>> Start LISTING

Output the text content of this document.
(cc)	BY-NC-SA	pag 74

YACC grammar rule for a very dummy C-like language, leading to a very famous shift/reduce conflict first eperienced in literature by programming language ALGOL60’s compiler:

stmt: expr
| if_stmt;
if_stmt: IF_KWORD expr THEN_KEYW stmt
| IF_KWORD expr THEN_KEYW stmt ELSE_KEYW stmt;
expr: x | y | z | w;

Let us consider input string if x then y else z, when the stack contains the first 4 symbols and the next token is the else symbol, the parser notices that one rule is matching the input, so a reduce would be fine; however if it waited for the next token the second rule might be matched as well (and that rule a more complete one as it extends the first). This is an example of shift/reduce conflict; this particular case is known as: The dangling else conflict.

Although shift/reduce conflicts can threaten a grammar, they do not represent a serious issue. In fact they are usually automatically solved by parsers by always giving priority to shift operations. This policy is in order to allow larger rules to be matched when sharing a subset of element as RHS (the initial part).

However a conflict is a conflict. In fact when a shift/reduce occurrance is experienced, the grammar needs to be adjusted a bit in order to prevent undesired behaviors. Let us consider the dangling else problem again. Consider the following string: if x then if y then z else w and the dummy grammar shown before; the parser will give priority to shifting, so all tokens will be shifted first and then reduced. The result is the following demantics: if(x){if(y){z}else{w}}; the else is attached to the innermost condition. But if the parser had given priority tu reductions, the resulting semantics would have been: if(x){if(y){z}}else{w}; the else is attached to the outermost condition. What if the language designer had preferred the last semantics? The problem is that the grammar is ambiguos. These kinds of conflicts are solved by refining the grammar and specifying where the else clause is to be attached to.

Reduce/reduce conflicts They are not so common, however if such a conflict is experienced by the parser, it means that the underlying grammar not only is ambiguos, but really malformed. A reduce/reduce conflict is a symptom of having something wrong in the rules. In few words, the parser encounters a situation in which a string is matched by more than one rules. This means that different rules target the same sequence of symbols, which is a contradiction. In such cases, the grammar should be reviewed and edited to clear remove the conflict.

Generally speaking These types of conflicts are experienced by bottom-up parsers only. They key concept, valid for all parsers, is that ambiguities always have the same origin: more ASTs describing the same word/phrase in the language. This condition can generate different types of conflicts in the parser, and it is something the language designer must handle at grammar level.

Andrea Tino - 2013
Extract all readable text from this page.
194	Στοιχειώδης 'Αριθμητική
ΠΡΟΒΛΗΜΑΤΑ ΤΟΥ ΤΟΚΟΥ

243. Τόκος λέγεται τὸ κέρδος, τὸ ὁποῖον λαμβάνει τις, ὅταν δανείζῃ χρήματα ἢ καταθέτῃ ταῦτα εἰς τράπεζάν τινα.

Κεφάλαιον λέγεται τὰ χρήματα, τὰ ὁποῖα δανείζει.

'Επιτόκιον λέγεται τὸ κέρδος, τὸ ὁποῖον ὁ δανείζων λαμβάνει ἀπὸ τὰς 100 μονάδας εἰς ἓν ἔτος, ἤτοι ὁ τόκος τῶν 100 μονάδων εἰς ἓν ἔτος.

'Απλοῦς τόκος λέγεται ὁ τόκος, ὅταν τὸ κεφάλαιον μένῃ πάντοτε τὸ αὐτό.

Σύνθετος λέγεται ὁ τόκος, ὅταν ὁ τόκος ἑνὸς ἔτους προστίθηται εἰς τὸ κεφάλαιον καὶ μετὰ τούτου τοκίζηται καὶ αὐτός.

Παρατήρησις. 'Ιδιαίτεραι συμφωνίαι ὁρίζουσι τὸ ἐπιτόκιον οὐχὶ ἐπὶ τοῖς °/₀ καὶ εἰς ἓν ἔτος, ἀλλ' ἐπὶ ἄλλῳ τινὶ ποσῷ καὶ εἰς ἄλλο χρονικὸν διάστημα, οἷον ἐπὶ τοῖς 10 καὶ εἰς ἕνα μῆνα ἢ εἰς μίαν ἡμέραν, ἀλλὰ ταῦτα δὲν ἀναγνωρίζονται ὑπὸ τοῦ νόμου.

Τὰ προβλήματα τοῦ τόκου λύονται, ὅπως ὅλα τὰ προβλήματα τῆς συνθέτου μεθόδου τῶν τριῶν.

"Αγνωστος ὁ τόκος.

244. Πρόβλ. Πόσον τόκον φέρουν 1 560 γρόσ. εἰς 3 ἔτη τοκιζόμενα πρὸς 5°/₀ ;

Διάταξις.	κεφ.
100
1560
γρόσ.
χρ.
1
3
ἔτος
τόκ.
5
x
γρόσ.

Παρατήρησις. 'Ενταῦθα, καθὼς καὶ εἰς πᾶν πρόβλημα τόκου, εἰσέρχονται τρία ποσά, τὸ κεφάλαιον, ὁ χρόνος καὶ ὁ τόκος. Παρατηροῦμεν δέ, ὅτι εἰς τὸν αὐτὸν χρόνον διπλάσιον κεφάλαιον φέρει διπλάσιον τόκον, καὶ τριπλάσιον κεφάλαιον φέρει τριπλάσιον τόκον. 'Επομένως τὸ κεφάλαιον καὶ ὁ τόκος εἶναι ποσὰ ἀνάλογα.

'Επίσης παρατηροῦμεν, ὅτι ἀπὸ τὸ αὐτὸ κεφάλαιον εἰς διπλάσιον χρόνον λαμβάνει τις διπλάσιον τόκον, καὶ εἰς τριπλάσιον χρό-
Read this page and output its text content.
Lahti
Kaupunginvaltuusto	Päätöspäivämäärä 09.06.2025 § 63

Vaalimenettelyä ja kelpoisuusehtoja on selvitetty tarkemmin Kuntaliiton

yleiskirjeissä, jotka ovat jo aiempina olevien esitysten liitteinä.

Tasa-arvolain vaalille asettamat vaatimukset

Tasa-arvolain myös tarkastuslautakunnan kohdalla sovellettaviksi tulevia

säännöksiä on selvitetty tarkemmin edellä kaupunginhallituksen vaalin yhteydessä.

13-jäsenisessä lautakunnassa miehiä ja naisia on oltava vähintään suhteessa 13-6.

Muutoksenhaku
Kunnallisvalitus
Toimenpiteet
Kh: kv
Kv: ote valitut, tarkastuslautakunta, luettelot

>> End LISTING

GIVEN PROBLEM: All lines from the one containing "Read this page and output its text content." through the final line of the listing above are to be reproduced exactly; include both and add nothing.

OUTPUT FOR THIS EXERCISE:
Read this page and output its text content.
Lahti
Kaupunginvaltuusto	Päätöspäivämäärä 09.06.2025 § 63

Vaalimenettelyä ja kelpoisuusehtoja on selvitetty tarkemmin Kuntaliiton

yleiskirjeissä, jotka ovat jo aiempina olevien esitysten liitteinä.

Tasa-arvolain vaalille asettamat vaatimukset

Tasa-arvolain myös tarkastuslautakunnan kohdalla sovellettaviksi tulevia

säännöksiä on selvitetty tarkemmin edellä kaupunginhallituksen vaalin yhteydessä.

13-jäsenisessä lautakunnassa miehiä ja naisia on oltava vähintään suhteessa 13-6.

Muutoksenhaku
Kunnallisvalitus
Toimenpiteet
Kh: kv
Kv: ote valitut, tarkastuslautakunta, luettelot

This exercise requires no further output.